EXERCISE DIRECTIONS —
Every entry that follows needs to be repeated exactly.

SUPPLIED ENTRIES —
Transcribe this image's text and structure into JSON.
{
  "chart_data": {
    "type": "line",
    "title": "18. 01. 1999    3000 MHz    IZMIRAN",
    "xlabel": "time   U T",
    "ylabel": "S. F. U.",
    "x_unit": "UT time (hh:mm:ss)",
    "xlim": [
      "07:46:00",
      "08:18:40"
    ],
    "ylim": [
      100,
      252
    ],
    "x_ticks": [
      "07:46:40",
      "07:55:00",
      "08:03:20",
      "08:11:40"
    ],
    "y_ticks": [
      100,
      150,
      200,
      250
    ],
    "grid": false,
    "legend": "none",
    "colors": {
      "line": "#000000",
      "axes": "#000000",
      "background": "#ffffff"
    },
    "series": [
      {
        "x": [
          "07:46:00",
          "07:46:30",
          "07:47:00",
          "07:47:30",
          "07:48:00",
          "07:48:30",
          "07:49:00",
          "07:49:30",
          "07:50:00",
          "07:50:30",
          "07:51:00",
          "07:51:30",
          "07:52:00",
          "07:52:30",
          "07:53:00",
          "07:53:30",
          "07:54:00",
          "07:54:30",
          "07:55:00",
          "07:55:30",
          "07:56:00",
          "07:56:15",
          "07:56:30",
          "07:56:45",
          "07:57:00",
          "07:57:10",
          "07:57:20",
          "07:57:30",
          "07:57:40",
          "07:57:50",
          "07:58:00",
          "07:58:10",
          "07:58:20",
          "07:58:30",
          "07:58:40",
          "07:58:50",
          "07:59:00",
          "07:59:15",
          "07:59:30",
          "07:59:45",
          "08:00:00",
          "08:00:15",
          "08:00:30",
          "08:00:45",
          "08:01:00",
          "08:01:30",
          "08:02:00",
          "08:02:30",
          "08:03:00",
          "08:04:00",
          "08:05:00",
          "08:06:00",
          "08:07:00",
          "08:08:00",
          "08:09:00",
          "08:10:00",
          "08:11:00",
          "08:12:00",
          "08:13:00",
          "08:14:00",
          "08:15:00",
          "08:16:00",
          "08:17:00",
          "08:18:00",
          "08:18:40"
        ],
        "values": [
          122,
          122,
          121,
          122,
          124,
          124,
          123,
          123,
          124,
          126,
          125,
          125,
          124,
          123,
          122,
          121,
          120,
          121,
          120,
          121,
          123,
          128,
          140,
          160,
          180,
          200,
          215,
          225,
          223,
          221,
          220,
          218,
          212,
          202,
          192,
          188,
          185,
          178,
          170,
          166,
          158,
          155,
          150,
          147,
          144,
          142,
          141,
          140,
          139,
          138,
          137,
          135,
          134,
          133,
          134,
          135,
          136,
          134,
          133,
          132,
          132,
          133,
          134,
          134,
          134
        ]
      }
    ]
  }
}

ANSWER BELOW —
Transcribe this image's text and structure into JSON.
{
  "chart_data": {
    "type": "line",
    "title": "18. 01. 1999    3000 MHz    IZMIRAN",
    "xlabel": "time   U T",
    "ylabel": "S. F. U.",
    "x_unit": "UT time (hh:mm:ss)",
    "xlim": [
      "07:46:00",
      "08:18:40"
    ],
    "ylim": [
      100,
      252
    ],
    "x_ticks": [
      "07:46:40",
      "07:55:00",
      "08:03:20",
      "08:11:40"
    ],
    "y_ticks": [
      100,
      150,
      200,
      250
    ],
    "grid": false,
    "legend": "none",
    "colors": {
      "line": "#000000",
      "axes": "#000000",
      "background": "#ffffff"
    },
    "series": [
      {
        "x": [
          "07:46:00",
          "07:46:30",
          "07:47:00",
          "07:47:30",
          "07:48:00",
          "07:48:30",
          "07:49:00",
          "07:49:30",
          "07:50:00",
          "07:50:30",
          "07:51:00",
          "07:51:30",
          "07:52:00",
          "07:52:30",
          "07:53:00",
          "07:53:30",
          "07:54:00",
          "07:54:30",
          "07:55:00",
          "07:55:30",
          "07:56:00",
          "07:56:15",
          "07:56:30",
          "07:56:45",
          "07:57:00",
          "07:57:10",
          "07:57:20",
          "07:57:30",
          "07:57:40",
          "07:57:50",
          "07:58:00",
          "07:58:10",
          "07:58:20",
          "07:58:30",
          "07:58:40",
          "07:58:50",
          "07:59:00",
          "07:59:15",
          "07:59:30",
          "07:59:45",
          "08:00:00",
          "08:00:15",
          "08:00:30",
          "08:00:45",
          "08:01:00",
          "08:01:30",
          "08:02:00",
          "08:02:30",
          "08:03:00",
          "08:04:00",
          "08:05:00",
          "08:06:00",
          "08:07:00",
          "08:08:00",
          "08:09:00",
          "08:10:00",
          "08:11:00",
          "08:12:00",
          "08:13:00",
          "08:14:00",
          "08:15:00",
          "08:16:00",
          "08:17:00",
          "08:18:00",
          "08:18:40"
        ],
        "values": [
          122,
          122,
          121,
          122,
          124,
          124,
          123,
          123,
          124,
          126,
          125,
          125,
          124,
          123,
          122,
          121,
          120,
          121,
          120,
          121,
          123,
          128,
          140,
          160,
          180,
          200,
          215,
          225,
          223,
          221,
          220,
          218,
          212,
          202,
          192,
          188,
          185,
          178,
          170,
          166,
          158,
          155,
          150,
          147,
          144,
          142,
          141,
          140,
          139,
          138,
          137,
          135,
          134,
          133,
          134,
          135,
          136,
          134,
          133,
          132,
          132,
          133,
          134,
          134,
          134
        ]
      }
    ]
  }
}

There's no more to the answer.